### Problems and tasks
[1] From the text on who keeps the family home in a divorce, extract everything between "2. One Party’s" and "on the subject.", inclusive.
[2] In the text on who keeps the family home in a divorce, list every numbered heading that comes before "Additional Notes on Distributing the Former Family Home".

### Page
▼

2. One Party’s Separate Property. Courts usually award each spouse his or her separate property and divide community property 50/50. Consequently, if the house is entirely one spouse’s separate property, he or she almost always receives it unless the parties agree otherwise. For readers wanting to know more about characterization of separate and community property, please read our firm’s article on the subject.
3. Partly Separate, Partly Community. Often the house is partly separate property and partly community property. For example, the down payment may have come from one spouse’s separate funds, but the mortgage might be community debt. In that case, the spouse with the separate property interest is more likely to receive the house. However, the outcome is less certain than if the house were completely separate property.
4. Who Can Afford. Courts typically avoid awarding the house to a party who cannot afford it. This is especially true when the mortgage is in both parties’ names, as a default would hurt both people’s credit scores. Frequently the lesser-earning spouse receives child support and/or spousal maintenance (alimony), which makes the home affordable for either party. But in dissolutions of short-term marriages, there tend to be neither children nor maintenance. In those cases, the higher earning spouse generally receives the house unless it is the other party’s separate property.
5. Keep Business Running. If one spouse runs a business inextricably linked to the house, he or is more likely to receive both the house and the business. An example would be a spouse who runs an adult-care facility from the family home’s spare bedrooms.
6. Keep Kids in Family Home. If there are dependent children of the marriage, judges try to keep them in the former family home. This is for the children’s comfort. This means the party who receives primary care (custody) is more likely to receive the home as well. Courts specially emphasize this factor when deciding who gets the home during temporary orders.
7. Avoid an Additional Move. Courts also err on the side of minimizing disruptions to the parties. If only one party is currently in the former family home, he or she is more likely to receive it. Doing so prevents an additional relocation.
Additional Notes on Distributing the Former Family Home
1. Courts Rarely Force to Sell. Historically Washington’s courts have been extremely reluctant to force the sale of real estate. This makes intuitive sense. People become emotionally attached to their homes and land. More importantly, selling real estate comes with transactional costs of about 8% of the sale price, excluding federal income tax. Federal income tax applies to the extent the parties did not live in the home for at least two of the previous five years and meet various other conditions. This can sometimes increase the transactional costs to over 35%. Courts can nonetheless order the sale of the home when the parties agree to it or the court believes it is justified because of the limited alternatives for fairly dividing the parties’ net community property. Our firm has a separate article on the basics of property division.

▲

### Supplied information
▼

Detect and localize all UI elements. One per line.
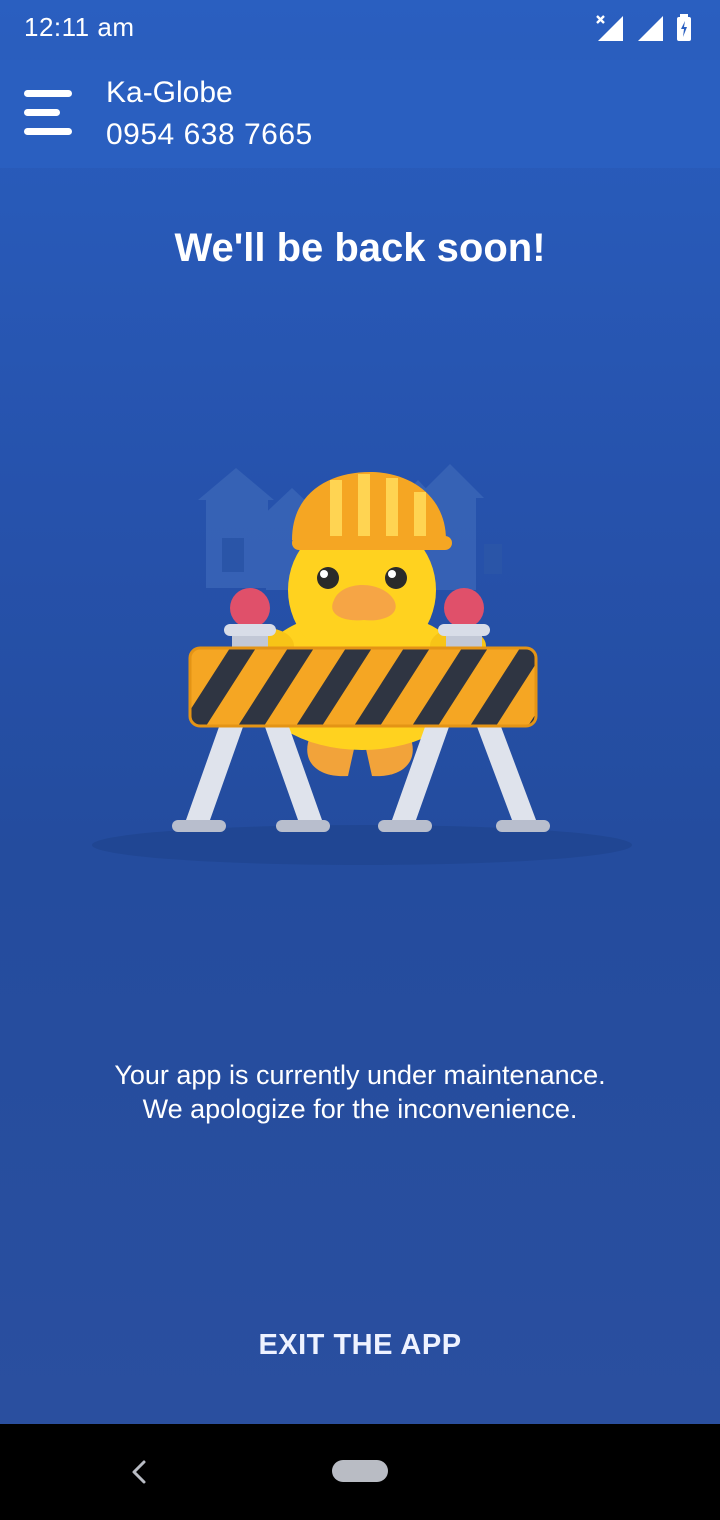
signal-icon — [638, 16, 663, 41]
exit-app-button[interactable]: EXIT THE APP — [200, 1318, 520, 1372]
hard-hat-icon — [292, 472, 452, 550]
status-time: 12:11 am — [24, 12, 135, 42]
app-bar: Ka-Globe 0954 638 7665 — [0, 60, 720, 168]
back-chevron-icon[interactable] — [124, 1454, 154, 1490]
battery-charging-icon — [677, 14, 691, 41]
status-bar: 12:11 am — [0, 0, 720, 60]
home-pill-icon[interactable] — [332, 1460, 388, 1482]
message-line-2: We apologize for the inconvenience. — [142, 1094, 578, 1124]
account-name: Ka-Globe — [106, 76, 233, 109]
system-nav-bar — [0, 1424, 720, 1520]
message-line-1: Your app is currently under maintenance. — [114, 1060, 606, 1090]
status-icons — [596, 12, 692, 42]
barrier-board — [188, 646, 538, 728]
maintenance-message: Your app is currently under maintenance.… — [0, 1058, 720, 1126]
account-number: 0954 638 7665 — [106, 118, 313, 151]
maintenance-screen: 12:11 am Ka-Globe 0954 638 7665 We'll be… — [0, 0, 720, 1424]
signal-no-data-icon — [596, 15, 623, 41]
page-title: We'll be back soon! — [174, 226, 546, 270]
menu-button[interactable] — [22, 84, 78, 142]
maintenance-duck-illustration — [92, 464, 632, 865]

▲

### The replies
[1]
2. One Party’s Separate Property. Courts usually award each spouse his or her separate property and divide community property 50/50. Consequently, if the house is entirely one spouse’s separate property, he or she almost always receives it unless the parties agree otherwise. For readers wanting to know more about characterization of separate and community property, please read our firm’s article on the subject.

[2]
- One Party's Separate Property
- Partly Separate, Partly Community
- Who Can Afford
- Keep Business Running
- Keep Kids in Family Home
- Avoid an Additional Move